**Exercise objective:** Single out the lines that include the word "tous". Copy them.

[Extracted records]
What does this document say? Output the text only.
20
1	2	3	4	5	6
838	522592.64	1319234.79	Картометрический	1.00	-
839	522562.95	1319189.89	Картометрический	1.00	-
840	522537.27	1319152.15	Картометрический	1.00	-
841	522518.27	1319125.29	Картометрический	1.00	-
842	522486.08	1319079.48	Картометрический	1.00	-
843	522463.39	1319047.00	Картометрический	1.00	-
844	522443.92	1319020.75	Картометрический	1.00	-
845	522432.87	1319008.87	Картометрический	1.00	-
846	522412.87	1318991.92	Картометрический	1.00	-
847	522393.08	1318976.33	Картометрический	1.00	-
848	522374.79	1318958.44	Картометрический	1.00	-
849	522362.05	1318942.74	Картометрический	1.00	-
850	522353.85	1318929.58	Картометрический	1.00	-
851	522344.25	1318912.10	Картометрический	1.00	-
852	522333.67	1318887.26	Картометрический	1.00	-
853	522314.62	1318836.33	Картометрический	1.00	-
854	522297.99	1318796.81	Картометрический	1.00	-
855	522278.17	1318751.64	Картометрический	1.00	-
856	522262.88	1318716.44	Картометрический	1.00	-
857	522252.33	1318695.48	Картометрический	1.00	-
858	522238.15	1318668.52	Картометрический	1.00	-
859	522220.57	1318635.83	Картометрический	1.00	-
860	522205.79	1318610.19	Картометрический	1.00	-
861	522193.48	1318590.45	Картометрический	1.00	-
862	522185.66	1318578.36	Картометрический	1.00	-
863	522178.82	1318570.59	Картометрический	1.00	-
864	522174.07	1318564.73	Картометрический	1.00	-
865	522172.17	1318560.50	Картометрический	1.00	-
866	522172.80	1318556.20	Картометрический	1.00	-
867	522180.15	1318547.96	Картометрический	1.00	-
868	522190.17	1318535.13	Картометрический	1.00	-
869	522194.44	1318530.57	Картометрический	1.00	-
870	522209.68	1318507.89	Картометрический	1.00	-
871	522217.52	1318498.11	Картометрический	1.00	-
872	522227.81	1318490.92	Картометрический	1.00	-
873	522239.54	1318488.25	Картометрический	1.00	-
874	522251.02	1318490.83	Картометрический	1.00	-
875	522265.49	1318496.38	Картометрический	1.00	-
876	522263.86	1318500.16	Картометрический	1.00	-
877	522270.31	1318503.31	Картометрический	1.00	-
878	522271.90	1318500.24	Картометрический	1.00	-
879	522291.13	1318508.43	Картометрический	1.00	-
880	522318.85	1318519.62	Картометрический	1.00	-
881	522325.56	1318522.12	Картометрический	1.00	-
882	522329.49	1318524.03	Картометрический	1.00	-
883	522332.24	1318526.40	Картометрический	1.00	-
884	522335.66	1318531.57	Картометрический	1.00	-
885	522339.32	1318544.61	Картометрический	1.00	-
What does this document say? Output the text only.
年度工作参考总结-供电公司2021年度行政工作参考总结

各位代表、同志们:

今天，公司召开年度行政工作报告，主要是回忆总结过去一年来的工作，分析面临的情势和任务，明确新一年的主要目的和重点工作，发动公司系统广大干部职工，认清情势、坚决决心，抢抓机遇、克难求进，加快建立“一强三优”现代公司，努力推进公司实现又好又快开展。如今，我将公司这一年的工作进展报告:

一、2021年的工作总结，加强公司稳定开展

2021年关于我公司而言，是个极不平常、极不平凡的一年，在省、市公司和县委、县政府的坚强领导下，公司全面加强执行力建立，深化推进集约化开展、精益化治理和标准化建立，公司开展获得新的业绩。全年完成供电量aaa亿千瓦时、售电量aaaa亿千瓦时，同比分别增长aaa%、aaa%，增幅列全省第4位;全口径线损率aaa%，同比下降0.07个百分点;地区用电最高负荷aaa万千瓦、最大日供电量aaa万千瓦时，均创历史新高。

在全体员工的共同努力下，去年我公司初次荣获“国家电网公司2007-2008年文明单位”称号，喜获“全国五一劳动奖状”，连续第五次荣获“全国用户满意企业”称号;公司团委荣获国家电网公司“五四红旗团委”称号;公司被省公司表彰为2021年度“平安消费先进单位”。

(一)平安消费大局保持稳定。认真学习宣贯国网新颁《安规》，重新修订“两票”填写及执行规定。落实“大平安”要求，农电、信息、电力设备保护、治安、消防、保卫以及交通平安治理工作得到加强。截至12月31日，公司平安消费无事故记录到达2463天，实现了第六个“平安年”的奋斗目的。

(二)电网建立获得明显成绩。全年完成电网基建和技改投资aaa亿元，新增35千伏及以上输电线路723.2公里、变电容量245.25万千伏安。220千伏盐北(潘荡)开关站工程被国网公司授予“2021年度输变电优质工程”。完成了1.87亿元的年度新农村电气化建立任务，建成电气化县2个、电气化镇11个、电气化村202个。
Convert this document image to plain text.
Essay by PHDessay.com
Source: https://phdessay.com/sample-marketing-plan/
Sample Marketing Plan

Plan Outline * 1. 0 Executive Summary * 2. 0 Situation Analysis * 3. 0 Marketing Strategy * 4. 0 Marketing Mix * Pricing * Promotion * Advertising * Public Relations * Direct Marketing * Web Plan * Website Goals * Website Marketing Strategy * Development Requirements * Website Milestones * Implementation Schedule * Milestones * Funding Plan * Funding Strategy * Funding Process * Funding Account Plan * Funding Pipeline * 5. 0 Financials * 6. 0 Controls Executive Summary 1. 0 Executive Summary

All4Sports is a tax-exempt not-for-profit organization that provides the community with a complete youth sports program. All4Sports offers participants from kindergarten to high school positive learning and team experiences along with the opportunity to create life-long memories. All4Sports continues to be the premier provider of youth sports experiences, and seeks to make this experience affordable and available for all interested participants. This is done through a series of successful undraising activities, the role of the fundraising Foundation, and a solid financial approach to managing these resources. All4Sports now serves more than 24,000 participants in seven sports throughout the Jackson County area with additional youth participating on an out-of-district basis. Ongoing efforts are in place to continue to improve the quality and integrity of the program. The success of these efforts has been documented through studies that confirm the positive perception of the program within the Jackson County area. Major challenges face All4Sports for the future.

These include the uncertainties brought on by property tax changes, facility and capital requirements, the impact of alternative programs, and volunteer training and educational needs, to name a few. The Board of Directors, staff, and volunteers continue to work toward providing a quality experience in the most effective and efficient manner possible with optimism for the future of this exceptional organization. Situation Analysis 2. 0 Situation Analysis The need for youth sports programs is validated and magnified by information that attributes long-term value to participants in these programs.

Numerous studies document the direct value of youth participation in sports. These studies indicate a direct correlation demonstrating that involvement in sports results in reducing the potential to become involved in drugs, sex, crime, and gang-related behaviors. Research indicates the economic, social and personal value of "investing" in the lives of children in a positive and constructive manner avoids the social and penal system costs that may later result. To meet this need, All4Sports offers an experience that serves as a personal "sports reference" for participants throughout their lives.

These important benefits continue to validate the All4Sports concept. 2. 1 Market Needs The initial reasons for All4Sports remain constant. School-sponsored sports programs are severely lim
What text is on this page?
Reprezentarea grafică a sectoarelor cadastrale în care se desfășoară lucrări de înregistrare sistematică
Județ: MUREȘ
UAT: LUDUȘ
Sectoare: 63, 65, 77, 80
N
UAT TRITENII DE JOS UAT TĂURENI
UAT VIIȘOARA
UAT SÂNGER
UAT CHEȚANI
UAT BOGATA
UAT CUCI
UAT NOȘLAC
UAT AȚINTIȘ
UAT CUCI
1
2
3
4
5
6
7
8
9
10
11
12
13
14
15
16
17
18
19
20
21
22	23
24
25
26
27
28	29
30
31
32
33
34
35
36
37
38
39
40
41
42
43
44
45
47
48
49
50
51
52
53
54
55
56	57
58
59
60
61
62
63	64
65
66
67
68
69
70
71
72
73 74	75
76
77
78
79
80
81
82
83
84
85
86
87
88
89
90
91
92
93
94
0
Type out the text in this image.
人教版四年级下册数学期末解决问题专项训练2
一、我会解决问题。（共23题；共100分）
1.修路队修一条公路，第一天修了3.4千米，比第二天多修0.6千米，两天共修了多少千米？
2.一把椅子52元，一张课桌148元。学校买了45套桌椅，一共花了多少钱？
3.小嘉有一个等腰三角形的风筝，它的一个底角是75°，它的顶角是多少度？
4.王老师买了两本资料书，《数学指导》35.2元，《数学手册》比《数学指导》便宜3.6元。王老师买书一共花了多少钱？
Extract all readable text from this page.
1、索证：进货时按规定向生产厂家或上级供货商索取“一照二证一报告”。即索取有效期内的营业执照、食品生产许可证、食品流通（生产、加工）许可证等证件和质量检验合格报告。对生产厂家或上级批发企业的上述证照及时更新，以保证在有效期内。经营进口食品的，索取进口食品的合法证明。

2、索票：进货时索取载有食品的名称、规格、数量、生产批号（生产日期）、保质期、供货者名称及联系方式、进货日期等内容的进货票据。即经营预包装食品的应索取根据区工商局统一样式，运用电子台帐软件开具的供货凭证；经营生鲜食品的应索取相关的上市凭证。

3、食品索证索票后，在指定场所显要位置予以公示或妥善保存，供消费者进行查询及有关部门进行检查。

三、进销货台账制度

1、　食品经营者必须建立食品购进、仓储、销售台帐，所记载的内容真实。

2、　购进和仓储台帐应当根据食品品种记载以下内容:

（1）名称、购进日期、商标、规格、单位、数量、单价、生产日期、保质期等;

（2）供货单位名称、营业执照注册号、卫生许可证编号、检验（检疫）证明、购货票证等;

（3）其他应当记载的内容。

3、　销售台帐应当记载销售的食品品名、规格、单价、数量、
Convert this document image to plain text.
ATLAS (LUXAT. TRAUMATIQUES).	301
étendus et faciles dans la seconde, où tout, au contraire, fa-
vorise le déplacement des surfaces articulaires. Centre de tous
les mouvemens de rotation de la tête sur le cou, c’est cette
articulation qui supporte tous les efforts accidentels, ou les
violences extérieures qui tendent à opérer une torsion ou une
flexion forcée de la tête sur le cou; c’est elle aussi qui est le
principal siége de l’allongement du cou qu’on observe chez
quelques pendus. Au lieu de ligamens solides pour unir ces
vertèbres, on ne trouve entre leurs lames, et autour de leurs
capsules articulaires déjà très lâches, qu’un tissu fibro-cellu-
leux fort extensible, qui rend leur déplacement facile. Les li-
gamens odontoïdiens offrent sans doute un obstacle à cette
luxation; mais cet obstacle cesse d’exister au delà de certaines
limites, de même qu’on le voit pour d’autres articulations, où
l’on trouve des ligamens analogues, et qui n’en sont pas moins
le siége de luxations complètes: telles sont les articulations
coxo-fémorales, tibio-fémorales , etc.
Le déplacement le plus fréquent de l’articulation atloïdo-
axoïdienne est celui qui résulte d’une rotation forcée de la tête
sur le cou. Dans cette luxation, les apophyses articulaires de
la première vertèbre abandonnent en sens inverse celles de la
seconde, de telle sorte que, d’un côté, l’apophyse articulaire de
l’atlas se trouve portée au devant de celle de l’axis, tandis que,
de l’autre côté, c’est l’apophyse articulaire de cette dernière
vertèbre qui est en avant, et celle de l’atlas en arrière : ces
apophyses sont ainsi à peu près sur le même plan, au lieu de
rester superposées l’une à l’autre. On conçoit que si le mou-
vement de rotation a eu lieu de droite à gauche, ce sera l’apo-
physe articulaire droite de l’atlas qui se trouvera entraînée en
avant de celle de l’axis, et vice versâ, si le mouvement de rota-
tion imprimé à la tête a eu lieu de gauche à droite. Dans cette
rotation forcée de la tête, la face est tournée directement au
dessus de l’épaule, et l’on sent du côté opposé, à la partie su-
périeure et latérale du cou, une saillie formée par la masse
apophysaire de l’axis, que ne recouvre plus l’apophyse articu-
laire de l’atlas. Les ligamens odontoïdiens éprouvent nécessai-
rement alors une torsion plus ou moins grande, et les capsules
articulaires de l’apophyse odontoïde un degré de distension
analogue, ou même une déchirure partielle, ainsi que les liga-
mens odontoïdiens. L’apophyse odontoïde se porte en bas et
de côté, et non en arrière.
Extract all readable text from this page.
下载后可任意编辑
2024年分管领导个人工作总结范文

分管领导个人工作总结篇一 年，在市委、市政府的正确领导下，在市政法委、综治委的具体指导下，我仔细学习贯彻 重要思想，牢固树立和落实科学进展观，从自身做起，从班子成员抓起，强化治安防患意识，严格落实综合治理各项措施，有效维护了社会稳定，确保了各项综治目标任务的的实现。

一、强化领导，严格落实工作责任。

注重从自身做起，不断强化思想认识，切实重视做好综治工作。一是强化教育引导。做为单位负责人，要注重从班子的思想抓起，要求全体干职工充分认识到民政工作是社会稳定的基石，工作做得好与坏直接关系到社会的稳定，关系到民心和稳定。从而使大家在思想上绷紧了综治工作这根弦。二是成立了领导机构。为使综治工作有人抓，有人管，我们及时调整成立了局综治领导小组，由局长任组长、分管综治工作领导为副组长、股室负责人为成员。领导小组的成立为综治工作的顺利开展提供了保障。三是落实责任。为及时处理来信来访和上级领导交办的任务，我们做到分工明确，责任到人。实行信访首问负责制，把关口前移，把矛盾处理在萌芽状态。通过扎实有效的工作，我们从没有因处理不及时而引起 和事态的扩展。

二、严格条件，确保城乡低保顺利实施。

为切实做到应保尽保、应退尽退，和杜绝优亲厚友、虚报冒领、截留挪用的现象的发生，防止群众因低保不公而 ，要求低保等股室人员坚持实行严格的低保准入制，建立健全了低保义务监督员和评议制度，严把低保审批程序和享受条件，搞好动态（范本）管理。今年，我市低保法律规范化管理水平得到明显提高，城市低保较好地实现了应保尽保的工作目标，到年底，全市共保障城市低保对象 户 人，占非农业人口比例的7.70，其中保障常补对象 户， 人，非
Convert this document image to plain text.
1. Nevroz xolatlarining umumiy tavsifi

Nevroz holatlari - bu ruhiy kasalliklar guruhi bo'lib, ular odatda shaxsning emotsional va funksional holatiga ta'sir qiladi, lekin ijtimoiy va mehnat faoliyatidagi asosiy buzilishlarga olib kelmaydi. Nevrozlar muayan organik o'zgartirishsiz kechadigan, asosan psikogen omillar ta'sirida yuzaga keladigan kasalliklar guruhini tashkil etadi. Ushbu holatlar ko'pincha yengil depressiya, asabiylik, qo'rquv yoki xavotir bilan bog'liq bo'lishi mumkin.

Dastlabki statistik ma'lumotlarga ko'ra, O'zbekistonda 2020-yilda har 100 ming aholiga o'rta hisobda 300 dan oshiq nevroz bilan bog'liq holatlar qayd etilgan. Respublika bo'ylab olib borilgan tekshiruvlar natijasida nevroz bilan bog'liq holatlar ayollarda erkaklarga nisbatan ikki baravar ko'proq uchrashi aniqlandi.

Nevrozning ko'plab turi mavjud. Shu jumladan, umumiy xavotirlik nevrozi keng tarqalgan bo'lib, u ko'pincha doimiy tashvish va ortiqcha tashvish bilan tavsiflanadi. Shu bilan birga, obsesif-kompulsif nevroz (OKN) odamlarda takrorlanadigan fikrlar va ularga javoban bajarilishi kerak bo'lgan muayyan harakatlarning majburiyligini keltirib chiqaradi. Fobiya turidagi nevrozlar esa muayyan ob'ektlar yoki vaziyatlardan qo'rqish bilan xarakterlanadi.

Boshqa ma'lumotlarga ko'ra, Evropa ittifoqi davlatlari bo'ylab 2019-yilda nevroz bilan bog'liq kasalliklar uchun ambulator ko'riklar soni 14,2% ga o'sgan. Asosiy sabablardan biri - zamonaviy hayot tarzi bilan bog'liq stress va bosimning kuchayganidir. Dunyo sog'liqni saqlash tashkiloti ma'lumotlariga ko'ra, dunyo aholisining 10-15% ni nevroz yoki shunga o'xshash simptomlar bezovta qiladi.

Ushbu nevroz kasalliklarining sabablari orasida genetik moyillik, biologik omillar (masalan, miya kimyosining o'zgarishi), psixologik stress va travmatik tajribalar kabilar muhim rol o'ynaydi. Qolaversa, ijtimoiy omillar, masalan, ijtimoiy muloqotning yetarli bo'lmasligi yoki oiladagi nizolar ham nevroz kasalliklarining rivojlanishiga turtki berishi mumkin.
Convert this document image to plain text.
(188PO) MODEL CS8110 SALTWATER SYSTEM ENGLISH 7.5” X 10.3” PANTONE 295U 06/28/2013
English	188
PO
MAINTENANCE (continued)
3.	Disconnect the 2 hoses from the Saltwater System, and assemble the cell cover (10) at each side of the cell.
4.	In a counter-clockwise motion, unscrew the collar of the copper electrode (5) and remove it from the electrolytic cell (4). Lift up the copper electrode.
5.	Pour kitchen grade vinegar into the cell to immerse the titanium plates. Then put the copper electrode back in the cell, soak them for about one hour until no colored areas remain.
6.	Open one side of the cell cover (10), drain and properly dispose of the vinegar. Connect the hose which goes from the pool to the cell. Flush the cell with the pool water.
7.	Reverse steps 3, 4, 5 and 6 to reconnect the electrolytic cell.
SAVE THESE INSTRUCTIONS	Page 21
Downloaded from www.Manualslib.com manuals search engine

**Solution to this task:**
vorise le déplacement des surfaces articulaires. Centre de tous
articulation qui supporte tous les efforts accidentels, ou les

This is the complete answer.